> **Material**
****************************************

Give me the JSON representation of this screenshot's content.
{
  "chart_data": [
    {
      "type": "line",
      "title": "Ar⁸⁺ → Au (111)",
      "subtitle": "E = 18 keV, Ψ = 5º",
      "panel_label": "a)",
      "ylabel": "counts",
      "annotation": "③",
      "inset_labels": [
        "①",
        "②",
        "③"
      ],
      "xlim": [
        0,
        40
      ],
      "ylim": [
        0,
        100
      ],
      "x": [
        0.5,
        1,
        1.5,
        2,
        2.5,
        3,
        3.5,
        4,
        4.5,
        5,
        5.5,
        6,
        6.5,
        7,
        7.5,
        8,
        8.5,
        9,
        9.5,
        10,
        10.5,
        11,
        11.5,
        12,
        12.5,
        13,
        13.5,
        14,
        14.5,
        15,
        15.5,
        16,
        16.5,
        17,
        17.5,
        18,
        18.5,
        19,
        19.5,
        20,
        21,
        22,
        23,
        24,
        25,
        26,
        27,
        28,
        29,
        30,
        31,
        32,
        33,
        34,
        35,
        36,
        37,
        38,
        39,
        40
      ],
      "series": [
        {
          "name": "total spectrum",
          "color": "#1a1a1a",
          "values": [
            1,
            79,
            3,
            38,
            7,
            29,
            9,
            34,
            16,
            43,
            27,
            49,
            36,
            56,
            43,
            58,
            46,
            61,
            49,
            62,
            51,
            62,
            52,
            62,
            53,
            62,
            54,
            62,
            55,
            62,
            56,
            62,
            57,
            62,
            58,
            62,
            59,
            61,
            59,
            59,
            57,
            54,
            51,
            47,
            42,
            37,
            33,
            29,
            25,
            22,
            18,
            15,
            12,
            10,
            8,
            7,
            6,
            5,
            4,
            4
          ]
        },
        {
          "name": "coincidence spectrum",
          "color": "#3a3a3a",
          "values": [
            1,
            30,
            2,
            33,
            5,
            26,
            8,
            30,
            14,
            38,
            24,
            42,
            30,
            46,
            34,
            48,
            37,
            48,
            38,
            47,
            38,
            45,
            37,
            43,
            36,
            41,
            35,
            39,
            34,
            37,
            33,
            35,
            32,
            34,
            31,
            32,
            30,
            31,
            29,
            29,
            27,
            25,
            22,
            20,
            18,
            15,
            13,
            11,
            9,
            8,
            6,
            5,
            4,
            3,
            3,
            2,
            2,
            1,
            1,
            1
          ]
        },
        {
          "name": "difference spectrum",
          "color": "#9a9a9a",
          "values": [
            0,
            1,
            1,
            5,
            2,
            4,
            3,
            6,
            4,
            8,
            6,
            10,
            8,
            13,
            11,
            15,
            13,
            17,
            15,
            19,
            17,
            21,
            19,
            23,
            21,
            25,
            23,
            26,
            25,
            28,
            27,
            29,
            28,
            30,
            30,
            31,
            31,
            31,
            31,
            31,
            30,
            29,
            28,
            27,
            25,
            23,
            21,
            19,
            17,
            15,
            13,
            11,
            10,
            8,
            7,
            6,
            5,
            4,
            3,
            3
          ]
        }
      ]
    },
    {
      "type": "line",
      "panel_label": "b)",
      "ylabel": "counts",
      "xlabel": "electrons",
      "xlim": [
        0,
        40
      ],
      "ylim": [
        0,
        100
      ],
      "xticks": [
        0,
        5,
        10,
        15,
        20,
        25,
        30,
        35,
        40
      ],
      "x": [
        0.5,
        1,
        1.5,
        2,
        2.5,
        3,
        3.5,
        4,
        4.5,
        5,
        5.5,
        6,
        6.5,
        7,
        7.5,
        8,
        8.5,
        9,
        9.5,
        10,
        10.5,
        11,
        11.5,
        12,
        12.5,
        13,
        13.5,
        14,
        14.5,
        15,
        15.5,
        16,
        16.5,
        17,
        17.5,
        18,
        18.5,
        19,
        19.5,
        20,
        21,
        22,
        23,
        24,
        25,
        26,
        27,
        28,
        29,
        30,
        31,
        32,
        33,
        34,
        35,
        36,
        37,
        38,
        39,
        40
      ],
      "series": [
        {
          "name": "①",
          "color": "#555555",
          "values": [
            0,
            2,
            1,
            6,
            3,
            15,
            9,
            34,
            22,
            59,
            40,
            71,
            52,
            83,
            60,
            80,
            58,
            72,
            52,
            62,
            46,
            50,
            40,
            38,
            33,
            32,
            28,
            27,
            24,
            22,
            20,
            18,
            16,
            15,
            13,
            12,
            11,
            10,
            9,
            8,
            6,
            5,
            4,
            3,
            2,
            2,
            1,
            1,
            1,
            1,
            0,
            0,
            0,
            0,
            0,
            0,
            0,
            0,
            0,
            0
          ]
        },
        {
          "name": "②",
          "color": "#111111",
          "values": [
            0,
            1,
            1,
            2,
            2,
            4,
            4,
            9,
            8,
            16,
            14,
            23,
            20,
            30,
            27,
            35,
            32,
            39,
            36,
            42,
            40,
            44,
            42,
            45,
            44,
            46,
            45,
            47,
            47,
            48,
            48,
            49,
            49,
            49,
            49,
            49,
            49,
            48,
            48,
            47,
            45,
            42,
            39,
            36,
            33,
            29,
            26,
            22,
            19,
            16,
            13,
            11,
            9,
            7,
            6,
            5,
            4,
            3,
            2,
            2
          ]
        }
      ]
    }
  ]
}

****************************************

> **Work to be completed**
From the entries above, copy every line that holds the word "name".

> **Finished answer**
          "name": "total spectrum",
          "name": "coincidence spectrum",
          "name": "difference spectrum",
          "name": "①",
          "name": "②",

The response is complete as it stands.